Exercise goal: Search the data for the string "Miss" and gather each line it is in.

Data in this exercise:
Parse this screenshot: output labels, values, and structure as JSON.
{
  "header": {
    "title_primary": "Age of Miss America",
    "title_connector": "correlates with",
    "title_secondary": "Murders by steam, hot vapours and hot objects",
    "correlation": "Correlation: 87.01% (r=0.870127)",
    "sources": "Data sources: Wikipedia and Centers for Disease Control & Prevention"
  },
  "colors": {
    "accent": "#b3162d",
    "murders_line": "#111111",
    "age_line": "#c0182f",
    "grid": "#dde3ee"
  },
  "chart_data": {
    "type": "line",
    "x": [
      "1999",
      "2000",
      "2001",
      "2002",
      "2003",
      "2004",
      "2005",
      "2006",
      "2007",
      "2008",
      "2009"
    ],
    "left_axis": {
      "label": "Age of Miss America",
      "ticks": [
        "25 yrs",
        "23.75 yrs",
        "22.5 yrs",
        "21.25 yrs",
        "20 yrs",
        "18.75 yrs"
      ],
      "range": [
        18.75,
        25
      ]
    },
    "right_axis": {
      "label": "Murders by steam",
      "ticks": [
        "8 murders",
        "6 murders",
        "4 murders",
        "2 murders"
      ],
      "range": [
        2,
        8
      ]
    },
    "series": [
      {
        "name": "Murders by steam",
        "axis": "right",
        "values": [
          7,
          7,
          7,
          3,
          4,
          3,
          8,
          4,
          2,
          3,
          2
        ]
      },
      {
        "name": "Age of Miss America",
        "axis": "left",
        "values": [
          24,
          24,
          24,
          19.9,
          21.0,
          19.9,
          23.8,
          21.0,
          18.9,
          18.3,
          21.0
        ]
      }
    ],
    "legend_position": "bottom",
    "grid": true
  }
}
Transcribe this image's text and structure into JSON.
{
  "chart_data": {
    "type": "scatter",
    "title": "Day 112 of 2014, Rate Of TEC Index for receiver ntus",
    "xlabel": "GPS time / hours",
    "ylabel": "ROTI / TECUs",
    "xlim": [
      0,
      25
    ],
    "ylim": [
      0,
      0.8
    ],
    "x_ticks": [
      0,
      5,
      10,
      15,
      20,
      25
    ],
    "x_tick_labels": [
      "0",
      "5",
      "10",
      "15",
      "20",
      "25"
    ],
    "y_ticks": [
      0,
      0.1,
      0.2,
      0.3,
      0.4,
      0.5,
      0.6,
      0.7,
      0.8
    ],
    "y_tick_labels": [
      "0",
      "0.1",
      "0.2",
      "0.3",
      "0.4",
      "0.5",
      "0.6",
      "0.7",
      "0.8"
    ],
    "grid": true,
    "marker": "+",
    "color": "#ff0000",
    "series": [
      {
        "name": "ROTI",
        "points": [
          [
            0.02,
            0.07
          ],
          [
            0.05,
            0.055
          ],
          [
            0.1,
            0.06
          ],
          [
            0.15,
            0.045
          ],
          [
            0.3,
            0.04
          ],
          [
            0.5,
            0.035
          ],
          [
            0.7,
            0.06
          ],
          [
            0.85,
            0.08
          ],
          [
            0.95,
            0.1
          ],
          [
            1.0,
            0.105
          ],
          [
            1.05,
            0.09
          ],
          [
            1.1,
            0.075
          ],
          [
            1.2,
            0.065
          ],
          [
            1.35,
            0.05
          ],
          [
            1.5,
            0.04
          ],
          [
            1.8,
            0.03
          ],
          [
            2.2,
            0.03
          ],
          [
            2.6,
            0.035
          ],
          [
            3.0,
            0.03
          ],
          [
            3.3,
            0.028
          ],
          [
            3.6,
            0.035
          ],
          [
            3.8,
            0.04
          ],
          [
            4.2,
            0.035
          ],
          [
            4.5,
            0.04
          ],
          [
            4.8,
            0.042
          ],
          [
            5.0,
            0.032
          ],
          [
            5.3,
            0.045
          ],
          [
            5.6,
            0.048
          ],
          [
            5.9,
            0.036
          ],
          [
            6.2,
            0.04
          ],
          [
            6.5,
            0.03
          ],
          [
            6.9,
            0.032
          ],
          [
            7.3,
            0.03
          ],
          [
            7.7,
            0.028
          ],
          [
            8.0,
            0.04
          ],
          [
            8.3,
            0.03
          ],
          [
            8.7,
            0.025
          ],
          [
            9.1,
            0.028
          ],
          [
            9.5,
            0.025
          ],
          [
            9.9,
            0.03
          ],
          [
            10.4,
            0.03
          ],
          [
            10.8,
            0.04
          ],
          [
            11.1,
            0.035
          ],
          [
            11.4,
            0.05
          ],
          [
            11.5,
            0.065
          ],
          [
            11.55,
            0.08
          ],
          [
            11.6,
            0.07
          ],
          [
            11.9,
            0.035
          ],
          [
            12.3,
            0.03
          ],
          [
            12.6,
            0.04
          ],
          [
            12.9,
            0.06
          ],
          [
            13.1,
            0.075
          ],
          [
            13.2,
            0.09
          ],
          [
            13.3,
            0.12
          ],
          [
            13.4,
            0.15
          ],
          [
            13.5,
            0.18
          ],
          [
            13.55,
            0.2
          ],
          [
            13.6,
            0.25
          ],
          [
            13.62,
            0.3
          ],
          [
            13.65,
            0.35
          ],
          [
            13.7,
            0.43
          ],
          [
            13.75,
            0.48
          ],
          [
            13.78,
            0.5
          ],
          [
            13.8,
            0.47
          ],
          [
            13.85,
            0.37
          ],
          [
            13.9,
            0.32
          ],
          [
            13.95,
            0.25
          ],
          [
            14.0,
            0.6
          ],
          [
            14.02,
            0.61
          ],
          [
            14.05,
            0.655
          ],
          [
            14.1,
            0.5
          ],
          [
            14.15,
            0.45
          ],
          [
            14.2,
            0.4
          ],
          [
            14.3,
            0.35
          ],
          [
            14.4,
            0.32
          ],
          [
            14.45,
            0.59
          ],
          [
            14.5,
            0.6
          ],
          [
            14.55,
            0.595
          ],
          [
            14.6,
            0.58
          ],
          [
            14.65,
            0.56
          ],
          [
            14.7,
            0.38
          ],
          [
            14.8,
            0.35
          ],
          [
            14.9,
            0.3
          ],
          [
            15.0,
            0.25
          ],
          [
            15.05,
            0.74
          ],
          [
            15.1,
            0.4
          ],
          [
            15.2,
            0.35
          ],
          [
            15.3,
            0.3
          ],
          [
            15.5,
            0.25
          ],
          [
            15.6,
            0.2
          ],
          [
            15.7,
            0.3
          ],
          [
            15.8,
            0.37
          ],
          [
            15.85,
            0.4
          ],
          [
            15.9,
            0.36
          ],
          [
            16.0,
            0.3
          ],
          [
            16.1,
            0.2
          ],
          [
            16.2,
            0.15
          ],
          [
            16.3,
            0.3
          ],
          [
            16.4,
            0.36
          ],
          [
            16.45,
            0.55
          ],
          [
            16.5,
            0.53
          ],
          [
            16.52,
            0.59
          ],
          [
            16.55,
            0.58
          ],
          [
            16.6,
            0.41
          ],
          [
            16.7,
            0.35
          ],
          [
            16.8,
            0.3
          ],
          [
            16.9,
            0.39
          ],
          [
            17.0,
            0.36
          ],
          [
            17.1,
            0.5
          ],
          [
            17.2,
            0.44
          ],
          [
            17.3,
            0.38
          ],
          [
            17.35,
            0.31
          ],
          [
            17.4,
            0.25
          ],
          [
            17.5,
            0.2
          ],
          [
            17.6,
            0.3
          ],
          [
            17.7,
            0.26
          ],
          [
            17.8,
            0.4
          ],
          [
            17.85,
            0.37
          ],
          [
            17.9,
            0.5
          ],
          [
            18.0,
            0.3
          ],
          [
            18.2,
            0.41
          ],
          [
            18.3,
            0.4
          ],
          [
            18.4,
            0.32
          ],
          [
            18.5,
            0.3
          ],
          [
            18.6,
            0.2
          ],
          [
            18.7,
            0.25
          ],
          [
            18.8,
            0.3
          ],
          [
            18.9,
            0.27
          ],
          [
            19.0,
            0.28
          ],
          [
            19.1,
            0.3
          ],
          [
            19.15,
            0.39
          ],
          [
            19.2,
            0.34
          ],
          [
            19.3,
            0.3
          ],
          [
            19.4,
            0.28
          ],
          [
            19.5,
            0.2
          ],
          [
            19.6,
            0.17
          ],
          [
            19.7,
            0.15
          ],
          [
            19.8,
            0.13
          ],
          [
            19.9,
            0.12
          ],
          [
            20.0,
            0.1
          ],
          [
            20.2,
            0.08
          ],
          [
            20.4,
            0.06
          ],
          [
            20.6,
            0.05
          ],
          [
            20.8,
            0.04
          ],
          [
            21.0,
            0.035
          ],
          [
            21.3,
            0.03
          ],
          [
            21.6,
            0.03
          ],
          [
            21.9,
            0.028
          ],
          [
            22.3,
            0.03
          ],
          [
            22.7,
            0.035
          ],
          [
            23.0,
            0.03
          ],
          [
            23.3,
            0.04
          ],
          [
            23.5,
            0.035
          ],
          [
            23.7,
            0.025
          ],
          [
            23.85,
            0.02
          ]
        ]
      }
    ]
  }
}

Task output:
    "title_primary": "Age of Miss America",
      "label": "Age of Miss America",
        "name": "Age of Miss America",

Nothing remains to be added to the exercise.